Maybe I'm getting ahead of myself, but I'm not sure we need to worry
about this. The versions of OmniFind that will support Apache will most
likely not use the CPM, so chunking support would need to be rethought
anyway. We could remove or just not document the feature. I very much
hope that none of our other users are utilizing this feature.
--Thilo
Adam Lally wrote:
On 12/7/06, Marshall Schor <[EMAIL PROTECTED]> wrote:
To support "chunking" as used in OmniFind, the reference chapter for the
CPE says things like:
<term>throttleID</term>
<listitem><para>[String] special attribute currently used by
OmniFind.</para></listitem>
It seems a bit strange to have Omnifind specific information in the
Apache UIMA documentation.
Does anyone have a suggestion on how to better handle this? -Marshall
Well, can we just document how to use the feature (which I think
involves using a particular type system for document metadata and
populating it in the CollectionReader)? Others might have similar
requirements and want to use this.

Listing
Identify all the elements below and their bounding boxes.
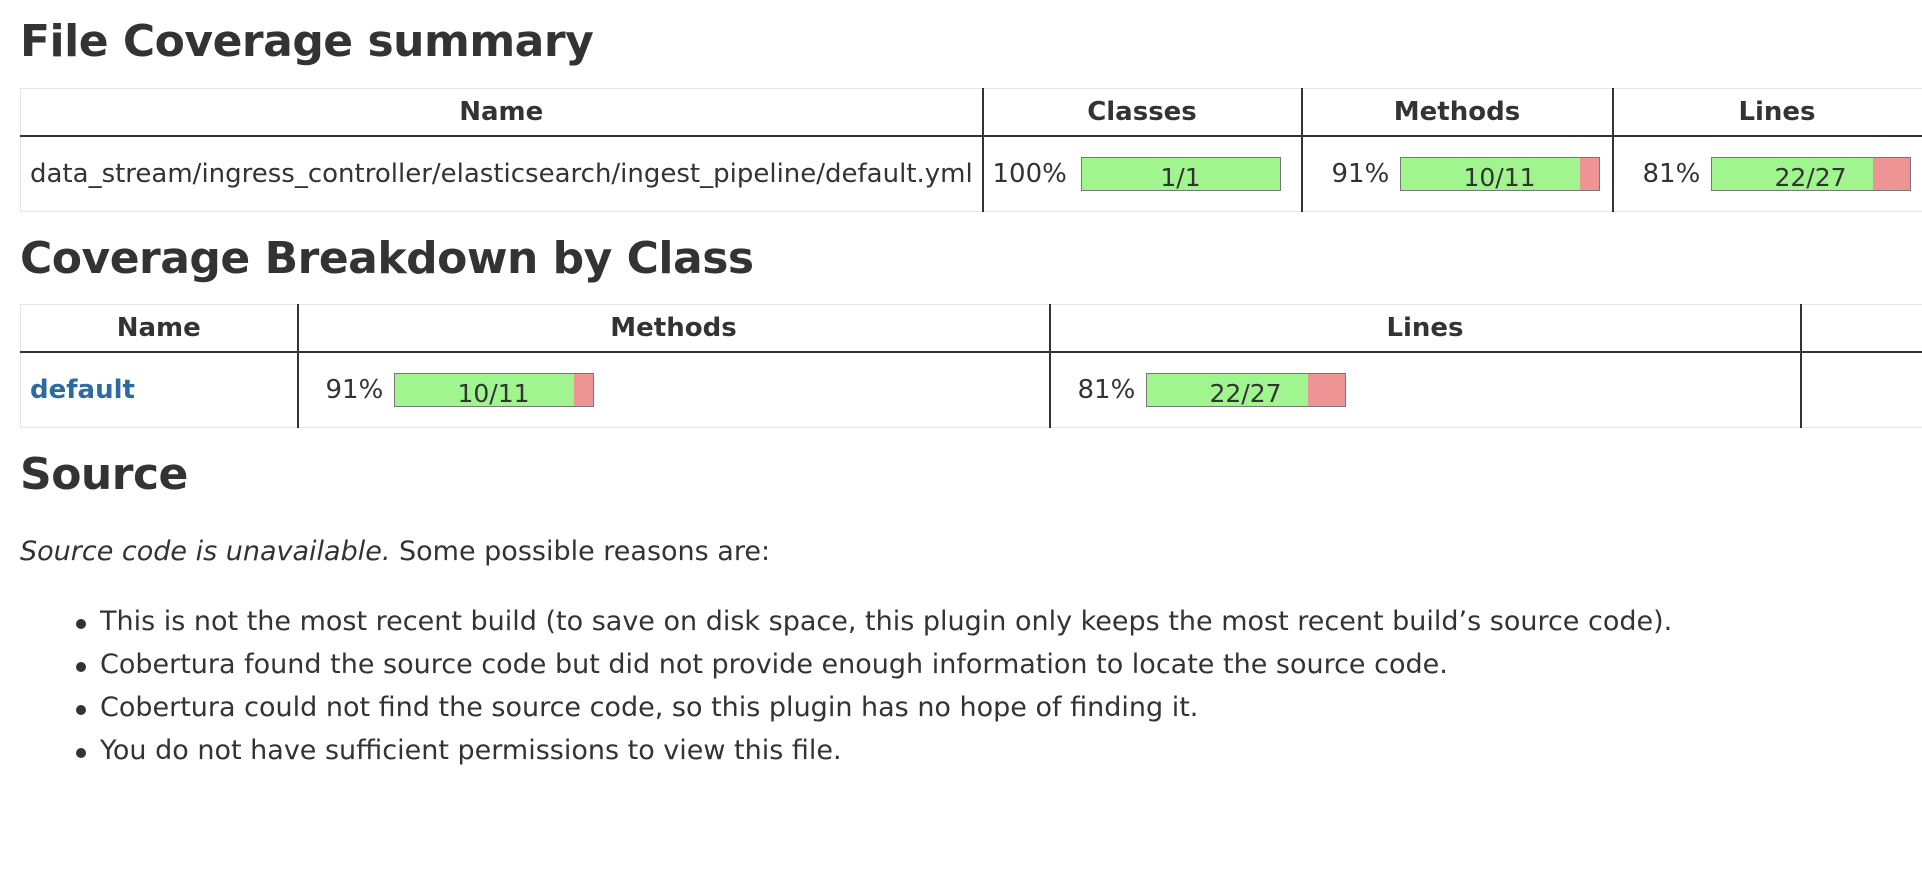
breakdown-methods-cell: 91% 10/11 <box>296 352 1050 428</box>
class-lines-covered-fill <box>1146 374 1308 406</box>
summary-header-name[interactable]: Name <box>20 88 983 137</box>
class-methods-ratio: 10/11 <box>457 379 530 407</box>
summary-header-classes[interactable]: Classes <box>981 88 1302 137</box>
classes-ratio: 1/1 <box>1160 163 1201 191</box>
classes-percent: 100% <box>992 159 1067 189</box>
classes-coverage-bar: 1/1 <box>1080 157 1281 191</box>
source-unavailable-emphasis: Source code is unavailable. <box>20 536 391 567</box>
breakdown-extra-cell <box>1799 352 1922 428</box>
file-coverage-summary-table: Name Classes Methods Lines data_stream/i… <box>20 88 1922 212</box>
class-lines-coverage-bar: 22/27 <box>1145 373 1346 407</box>
list-item: This is not the most recent build (to sa… <box>75 600 1672 643</box>
breakdown-header-name[interactable]: Name <box>20 304 298 353</box>
breakdown-header-lines[interactable]: Lines <box>1048 304 1801 353</box>
lines-covered-fill <box>1711 158 1873 190</box>
class-lines-percent: 81% <box>1077 375 1136 405</box>
source-reasons-list: This is not the most recent build (to sa… <box>20 600 1672 772</box>
methods-coverage-bar: 10/11 <box>1399 157 1600 191</box>
coverage-breakdown-heading: Coverage Breakdown by Class <box>20 233 754 284</box>
breakdown-lines-cell: 81% 22/27 <box>1048 352 1801 428</box>
summary-header-methods[interactable]: Methods <box>1300 88 1613 137</box>
breakdown-class-cell: default <box>20 352 298 428</box>
table-row: default 91% 10/11 81% <box>20 352 1922 428</box>
summary-methods-cell: 91% 10/11 <box>1300 136 1613 212</box>
lines-ratio: 22/27 <box>1774 163 1847 191</box>
breakdown-header-methods[interactable]: Methods <box>296 304 1050 353</box>
breakdown-header-extra <box>1799 304 1922 353</box>
list-item: You do not have sufficient permissions t… <box>75 729 1672 772</box>
source-heading: Source <box>20 449 188 500</box>
file-coverage-summary-heading: File Coverage summary <box>20 16 594 67</box>
methods-ratio: 10/11 <box>1463 163 1536 191</box>
methods-covered-fill <box>1400 158 1581 190</box>
breakdown-header-row: Name Methods Lines <box>20 304 1922 353</box>
classes-covered-fill <box>1081 158 1280 190</box>
summary-header-row: Name Classes Methods Lines <box>20 88 1922 137</box>
list-item: Cobertura could not find the source code… <box>75 686 1672 729</box>
class-link-default[interactable]: default <box>30 375 135 405</box>
source-unavailable-message: Source code is unavailable. Some possibl… <box>20 536 770 567</box>
lines-coverage-bar: 22/27 <box>1710 157 1911 191</box>
lines-percent: 81% <box>1642 159 1701 189</box>
summary-header-lines[interactable]: Lines <box>1611 88 1922 137</box>
list-item: Cobertura found the source code but did … <box>75 643 1672 686</box>
class-methods-coverage-bar: 10/11 <box>393 373 594 407</box>
table-row: data_stream/ingress_controller/elasticse… <box>20 136 1922 212</box>
coverage-breakdown-table: Name Methods Lines default 91% 10/11 <box>20 304 1922 428</box>
methods-percent: 91% <box>1331 159 1390 189</box>
class-lines-ratio: 22/27 <box>1209 379 1282 407</box>
summary-lines-cell: 81% 22/27 <box>1611 136 1922 212</box>
class-methods-covered-fill <box>394 374 575 406</box>
class-methods-percent: 91% <box>325 375 384 405</box>
summary-file-name: data_stream/ingress_controller/elasticse… <box>20 136 983 212</box>
summary-classes-cell: 100% 1/1 <box>981 136 1302 212</box>
source-reasons-intro: Some possible reasons are: <box>390 536 771 567</box>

Task details
Continue the discussion about documenting OmniFind chunking in Apache UIMA, starting right after its final sentence.

The reply
I guess one problem is that the type name might not be what we want
(e.g. does it start with com.ibm?) We might want to consider making
this a UIMA built-in type (or perhaps not truly built-in, but a type
system descriptor provided with the SDK). Maybe it should be combined
with the org.apache.uima.examples.SourceDocumentInformation type,
which already defines a Document URI and an isLastSegment flag - we'd
need to add the SegmentNumber.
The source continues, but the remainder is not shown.